▶ What to do
Please write out the material below exactly as given.

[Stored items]
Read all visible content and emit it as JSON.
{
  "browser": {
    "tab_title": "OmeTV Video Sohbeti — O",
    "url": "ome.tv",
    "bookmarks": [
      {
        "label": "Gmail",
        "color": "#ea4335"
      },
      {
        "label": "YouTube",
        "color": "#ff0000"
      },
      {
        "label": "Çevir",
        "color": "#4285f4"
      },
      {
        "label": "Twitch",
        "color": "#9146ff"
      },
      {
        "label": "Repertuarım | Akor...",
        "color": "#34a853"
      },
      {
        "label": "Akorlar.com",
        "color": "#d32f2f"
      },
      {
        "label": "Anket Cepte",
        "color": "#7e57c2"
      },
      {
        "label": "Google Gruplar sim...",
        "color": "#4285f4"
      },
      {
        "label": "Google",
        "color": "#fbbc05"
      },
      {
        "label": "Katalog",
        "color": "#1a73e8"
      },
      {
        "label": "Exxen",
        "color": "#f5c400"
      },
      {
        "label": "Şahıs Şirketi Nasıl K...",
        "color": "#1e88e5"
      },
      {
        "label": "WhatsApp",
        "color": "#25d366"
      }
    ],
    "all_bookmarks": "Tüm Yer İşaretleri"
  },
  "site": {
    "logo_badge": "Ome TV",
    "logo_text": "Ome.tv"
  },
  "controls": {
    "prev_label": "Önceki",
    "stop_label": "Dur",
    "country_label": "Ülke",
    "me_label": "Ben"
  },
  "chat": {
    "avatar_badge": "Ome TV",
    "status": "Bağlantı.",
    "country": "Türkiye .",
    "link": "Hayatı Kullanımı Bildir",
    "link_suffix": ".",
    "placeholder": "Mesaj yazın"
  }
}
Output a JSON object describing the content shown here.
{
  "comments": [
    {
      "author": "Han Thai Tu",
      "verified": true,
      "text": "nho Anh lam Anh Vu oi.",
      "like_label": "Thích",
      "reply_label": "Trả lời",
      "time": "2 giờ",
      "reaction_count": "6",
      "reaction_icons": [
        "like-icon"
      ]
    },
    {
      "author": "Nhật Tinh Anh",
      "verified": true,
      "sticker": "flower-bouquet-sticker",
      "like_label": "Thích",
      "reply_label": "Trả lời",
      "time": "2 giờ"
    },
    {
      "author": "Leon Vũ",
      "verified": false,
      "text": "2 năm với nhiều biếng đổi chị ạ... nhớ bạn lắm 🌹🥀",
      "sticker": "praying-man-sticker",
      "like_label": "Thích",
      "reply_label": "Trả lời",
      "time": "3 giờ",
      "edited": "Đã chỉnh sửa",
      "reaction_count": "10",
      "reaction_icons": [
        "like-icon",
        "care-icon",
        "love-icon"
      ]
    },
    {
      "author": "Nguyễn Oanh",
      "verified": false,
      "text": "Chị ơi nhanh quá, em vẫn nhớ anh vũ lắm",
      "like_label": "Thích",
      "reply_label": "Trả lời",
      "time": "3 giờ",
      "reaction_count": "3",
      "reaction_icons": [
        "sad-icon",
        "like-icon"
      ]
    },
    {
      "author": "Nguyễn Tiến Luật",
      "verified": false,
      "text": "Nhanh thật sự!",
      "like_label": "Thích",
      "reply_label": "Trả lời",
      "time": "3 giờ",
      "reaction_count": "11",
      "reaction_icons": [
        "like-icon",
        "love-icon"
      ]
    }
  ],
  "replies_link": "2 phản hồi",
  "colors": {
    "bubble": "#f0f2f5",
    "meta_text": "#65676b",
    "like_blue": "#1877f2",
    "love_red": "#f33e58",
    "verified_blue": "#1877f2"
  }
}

▶ The reply
Read all visible content and emit it as JSON.
{
  "browser": {
    "tab_title": "OmeTV Video Sohbeti — O",
    "url": "ome.tv",
    "bookmarks": [
      {
        "label": "Gmail",
        "color": "#ea4335"
      },
      {
        "label": "YouTube",
        "color": "#ff0000"
      },
      {
        "label": "Çevir",
        "color": "#4285f4"
      },
      {
        "label": "Twitch",
        "color": "#9146ff"
      },
      {
        "label": "Repertuarım | Akor...",
        "color": "#34a853"
      },
      {
        "label": "Akorlar.com",
        "color": "#d32f2f"
      },
      {
        "label": "Anket Cepte",
        "color": "#7e57c2"
      },
      {
        "label": "Google Gruplar sim...",
        "color": "#4285f4"
      },
      {
        "label": "Google",
        "color": "#fbbc05"
      },
      {
        "label": "Katalog",
        "color": "#1a73e8"
      },
      {
        "label": "Exxen",
        "color": "#f5c400"
      },
      {
        "label": "Şahıs Şirketi Nasıl K...",
        "color": "#1e88e5"
      },
      {
        "label": "WhatsApp",
        "color": "#25d366"
      }
    ],
    "all_bookmarks": "Tüm Yer İşaretleri"
  },
  "site": {
    "logo_badge": "Ome TV",
    "logo_text": "Ome.tv"
  },
  "controls": {
    "prev_label": "Önceki",
    "stop_label": "Dur",
    "country_label": "Ülke",
    "me_label": "Ben"
  },
  "chat": {
    "avatar_badge": "Ome TV",
    "status": "Bağlantı.",
    "country": "Türkiye .",
    "link": "Hayatı Kullanımı Bildir",
    "link_suffix": ".",
    "placeholder": "Mesaj yazın"
  }
}
Output a JSON object describing the content shown here.
{
  "comments": [
    {
      "author": "Han Thai Tu",
      "verified": true,
      "text": "nho Anh lam Anh Vu oi.",
      "like_label": "Thích",
      "reply_label": "Trả lời",
      "time": "2 giờ",
      "reaction_count": "6",
      "reaction_icons": [
        "like-icon"
      ]
    },
    {
      "author": "Nhật Tinh Anh",
      "verified": true,
      "sticker": "flower-bouquet-sticker",
      "like_label": "Thích",
      "reply_label": "Trả lời",
      "time": "2 giờ"
    },
    {
      "author": "Leon Vũ",
      "verified": false,
      "text": "2 năm với nhiều biếng đổi chị ạ... nhớ bạn lắm 🌹🥀",
      "sticker": "praying-man-sticker",
      "like_label": "Thích",
      "reply_label": "Trả lời",
      "time": "3 giờ",
      "edited": "Đã chỉnh sửa",
      "reaction_count": "10",
      "reaction_icons": [
        "like-icon",
        "care-icon",
        "love-icon"
      ]
    },
    {
      "author": "Nguyễn Oanh",
      "verified": false,
      "text": "Chị ơi nhanh quá, em vẫn nhớ anh vũ lắm",
      "like_label": "Thích",
      "reply_label": "Trả lời",
      "time": "3 giờ",
      "reaction_count": "3",
      "reaction_icons": [
        "sad-icon",
        "like-icon"
      ]
    },
    {
      "author": "Nguyễn Tiến Luật",
      "verified": false,
      "text": "Nhanh thật sự!",
      "like_label": "Thích",
      "reply_label": "Trả lời",
      "time": "3 giờ",
      "reaction_count": "11",
      "reaction_icons": [
        "like-icon",
        "love-icon"
      ]
    }
  ],
  "replies_link": "2 phản hồi",
  "colors": {
    "bubble": "#f0f2f5",
    "meta_text": "#65676b",
    "like_blue": "#1877f2",
    "love_red": "#f33e58",
    "verified_blue": "#1877f2"
  }
}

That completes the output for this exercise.